Source records:
★ ★ ★ ★ ★ ★ ★
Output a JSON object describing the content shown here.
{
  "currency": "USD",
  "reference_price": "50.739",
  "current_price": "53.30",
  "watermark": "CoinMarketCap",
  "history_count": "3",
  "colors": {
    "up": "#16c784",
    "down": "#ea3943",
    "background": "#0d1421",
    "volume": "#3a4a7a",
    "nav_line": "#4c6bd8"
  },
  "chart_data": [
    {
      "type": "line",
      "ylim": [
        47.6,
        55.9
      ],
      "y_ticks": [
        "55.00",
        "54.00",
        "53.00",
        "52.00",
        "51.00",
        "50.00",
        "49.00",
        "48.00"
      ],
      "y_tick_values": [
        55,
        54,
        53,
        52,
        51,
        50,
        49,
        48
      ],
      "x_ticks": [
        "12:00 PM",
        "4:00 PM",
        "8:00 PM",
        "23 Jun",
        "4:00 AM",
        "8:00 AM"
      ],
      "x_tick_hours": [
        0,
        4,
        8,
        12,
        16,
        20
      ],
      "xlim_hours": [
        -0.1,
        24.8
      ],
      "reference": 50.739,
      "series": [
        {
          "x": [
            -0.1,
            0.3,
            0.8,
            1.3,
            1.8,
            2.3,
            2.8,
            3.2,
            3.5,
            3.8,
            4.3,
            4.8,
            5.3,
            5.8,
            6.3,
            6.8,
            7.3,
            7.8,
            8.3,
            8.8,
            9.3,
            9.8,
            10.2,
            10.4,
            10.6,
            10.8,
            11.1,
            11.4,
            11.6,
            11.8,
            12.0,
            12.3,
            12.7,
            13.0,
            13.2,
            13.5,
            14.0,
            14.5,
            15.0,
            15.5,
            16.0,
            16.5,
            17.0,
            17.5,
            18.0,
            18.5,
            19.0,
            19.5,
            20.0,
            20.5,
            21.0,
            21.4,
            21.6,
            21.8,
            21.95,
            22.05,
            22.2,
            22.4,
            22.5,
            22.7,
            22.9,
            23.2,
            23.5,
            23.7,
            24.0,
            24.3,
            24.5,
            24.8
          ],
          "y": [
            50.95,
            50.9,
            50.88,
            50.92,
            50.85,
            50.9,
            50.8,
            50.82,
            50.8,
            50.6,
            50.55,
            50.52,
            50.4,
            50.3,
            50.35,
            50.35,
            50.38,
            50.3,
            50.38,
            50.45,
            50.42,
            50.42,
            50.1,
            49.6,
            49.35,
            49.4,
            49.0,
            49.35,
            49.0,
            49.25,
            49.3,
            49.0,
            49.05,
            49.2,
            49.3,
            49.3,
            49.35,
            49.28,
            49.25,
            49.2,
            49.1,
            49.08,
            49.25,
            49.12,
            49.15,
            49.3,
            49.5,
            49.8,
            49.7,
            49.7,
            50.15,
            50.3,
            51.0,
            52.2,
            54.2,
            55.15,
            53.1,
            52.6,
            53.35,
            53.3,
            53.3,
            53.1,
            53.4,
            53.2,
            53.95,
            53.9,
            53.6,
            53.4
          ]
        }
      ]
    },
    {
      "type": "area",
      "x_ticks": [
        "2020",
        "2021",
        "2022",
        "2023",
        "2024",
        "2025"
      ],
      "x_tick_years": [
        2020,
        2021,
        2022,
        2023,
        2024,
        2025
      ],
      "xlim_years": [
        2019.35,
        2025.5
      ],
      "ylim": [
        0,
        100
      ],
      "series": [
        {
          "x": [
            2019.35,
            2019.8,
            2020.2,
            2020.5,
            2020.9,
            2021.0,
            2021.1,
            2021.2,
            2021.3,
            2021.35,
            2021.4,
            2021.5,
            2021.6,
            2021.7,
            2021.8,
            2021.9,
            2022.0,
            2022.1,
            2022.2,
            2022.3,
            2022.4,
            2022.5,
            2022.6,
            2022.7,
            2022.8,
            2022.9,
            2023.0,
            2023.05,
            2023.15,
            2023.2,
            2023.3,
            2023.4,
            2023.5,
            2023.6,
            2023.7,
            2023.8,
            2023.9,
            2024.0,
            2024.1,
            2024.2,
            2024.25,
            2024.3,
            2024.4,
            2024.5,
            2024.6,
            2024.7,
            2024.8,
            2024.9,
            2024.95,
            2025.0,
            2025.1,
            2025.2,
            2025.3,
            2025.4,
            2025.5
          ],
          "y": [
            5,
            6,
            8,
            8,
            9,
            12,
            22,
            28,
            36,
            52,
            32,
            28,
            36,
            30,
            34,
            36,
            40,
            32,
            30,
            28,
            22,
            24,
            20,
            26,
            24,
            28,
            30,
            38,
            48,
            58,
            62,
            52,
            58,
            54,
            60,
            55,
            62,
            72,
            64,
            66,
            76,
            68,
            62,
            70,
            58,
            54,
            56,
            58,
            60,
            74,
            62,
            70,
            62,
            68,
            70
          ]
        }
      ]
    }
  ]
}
★ ★ ★ ★ ★ ★ ★
▸ Direction: Every line above should be printed again exactly as it stands.

▸ Task solution:
Output a JSON object describing the content shown here.
{
  "currency": "USD",
  "reference_price": "50.739",
  "current_price": "53.30",
  "watermark": "CoinMarketCap",
  "history_count": "3",
  "colors": {
    "up": "#16c784",
    "down": "#ea3943",
    "background": "#0d1421",
    "volume": "#3a4a7a",
    "nav_line": "#4c6bd8"
  },
  "chart_data": [
    {
      "type": "line",
      "ylim": [
        47.6,
        55.9
      ],
      "y_ticks": [
        "55.00",
        "54.00",
        "53.00",
        "52.00",
        "51.00",
        "50.00",
        "49.00",
        "48.00"
      ],
      "y_tick_values": [
        55,
        54,
        53,
        52,
        51,
        50,
        49,
        48
      ],
      "x_ticks": [
        "12:00 PM",
        "4:00 PM",
        "8:00 PM",
        "23 Jun",
        "4:00 AM",
        "8:00 AM"
      ],
      "x_tick_hours": [
        0,
        4,
        8,
        12,
        16,
        20
      ],
      "xlim_hours": [
        -0.1,
        24.8
      ],
      "reference": 50.739,
      "series": [
        {
          "x": [
            -0.1,
            0.3,
            0.8,
            1.3,
            1.8,
            2.3,
            2.8,
            3.2,
            3.5,
            3.8,
            4.3,
            4.8,
            5.3,
            5.8,
            6.3,
            6.8,
            7.3,
            7.8,
            8.3,
            8.8,
            9.3,
            9.8,
            10.2,
            10.4,
            10.6,
            10.8,
            11.1,
            11.4,
            11.6,
            11.8,
            12.0,
            12.3,
            12.7,
            13.0,
            13.2,
            13.5,
            14.0,
            14.5,
            15.0,
            15.5,
            16.0,
            16.5,
            17.0,
            17.5,
            18.0,
            18.5,
            19.0,
            19.5,
            20.0,
            20.5,
            21.0,
            21.4,
            21.6,
            21.8,
            21.95,
            22.05,
            22.2,
            22.4,
            22.5,
            22.7,
            22.9,
            23.2,
            23.5,
            23.7,
            24.0,
            24.3,
            24.5,
            24.8
          ],
          "y": [
            50.95,
            50.9,
            50.88,
            50.92,
            50.85,
            50.9,
            50.8,
            50.82,
            50.8,
            50.6,
            50.55,
            50.52,
            50.4,
            50.3,
            50.35,
            50.35,
            50.38,
            50.3,
            50.38,
            50.45,
            50.42,
            50.42,
            50.1,
            49.6,
            49.35,
            49.4,
            49.0,
            49.35,
            49.0,
            49.25,
            49.3,
            49.0,
            49.05,
            49.2,
            49.3,
            49.3,
            49.35,
            49.28,
            49.25,
            49.2,
            49.1,
            49.08,
            49.25,
            49.12,
            49.15,
            49.3,
            49.5,
            49.8,
            49.7,
            49.7,
            50.15,
            50.3,
            51.0,
            52.2,
            54.2,
            55.15,
            53.1,
            52.6,
            53.35,
            53.3,
            53.3,
            53.1,
            53.4,
            53.2,
            53.95,
            53.9,
            53.6,
            53.4
          ]
        }
      ]
    },
    {
      "type": "area",
      "x_ticks": [
        "2020",
        "2021",
        "2022",
        "2023",
        "2024",
        "2025"
      ],
      "x_tick_years": [
        2020,
        2021,
        2022,
        2023,
        2024,
        2025
      ],
      "xlim_years": [
        2019.35,
        2025.5
      ],
      "ylim": [
        0,
        100
      ],
      "series": [
        {
          "x": [
            2019.35,
            2019.8,
            2020.2,
            2020.5,
            2020.9,
            2021.0,
            2021.1,
            2021.2,
            2021.3,
            2021.35,
            2021.4,
            2021.5,
            2021.6,
            2021.7,
            2021.8,
            2021.9,
            2022.0,
            2022.1,
            2022.2,
            2022.3,
            2022.4,
            2022.5,
            2022.6,
            2022.7,
            2022.8,
            2022.9,
            2023.0,
            2023.05,
            2023.15,
            2023.2,
            2023.3,
            2023.4,
            2023.5,
            2023.6,
            2023.7,
            2023.8,
            2023.9,
            2024.0,
            2024.1,
            2024.2,
            2024.25,
            2024.3,
            2024.4,
            2024.5,
            2024.6,
            2024.7,
            2024.8,
            2024.9,
            2024.95,
            2025.0,
            2025.1,
            2025.2,
            2025.3,
            2025.4,
            2025.5
          ],
          "y": [
            5,
            6,
            8,
            8,
            9,
            12,
            22,
            28,
            36,
            52,
            32,
            28,
            36,
            30,
            34,
            36,
            40,
            32,
            30,
            28,
            22,
            24,
            20,
            26,
            24,
            28,
            30,
            38,
            48,
            58,
            62,
            52,
            58,
            54,
            60,
            55,
            62,
            72,
            64,
            66,
            76,
            68,
            62,
            70,
            58,
            54,
            56,
            58,
            60,
            74,
            62,
            70,
            62,
            68,
            70
          ]
        }
      ]
    }
  ]
}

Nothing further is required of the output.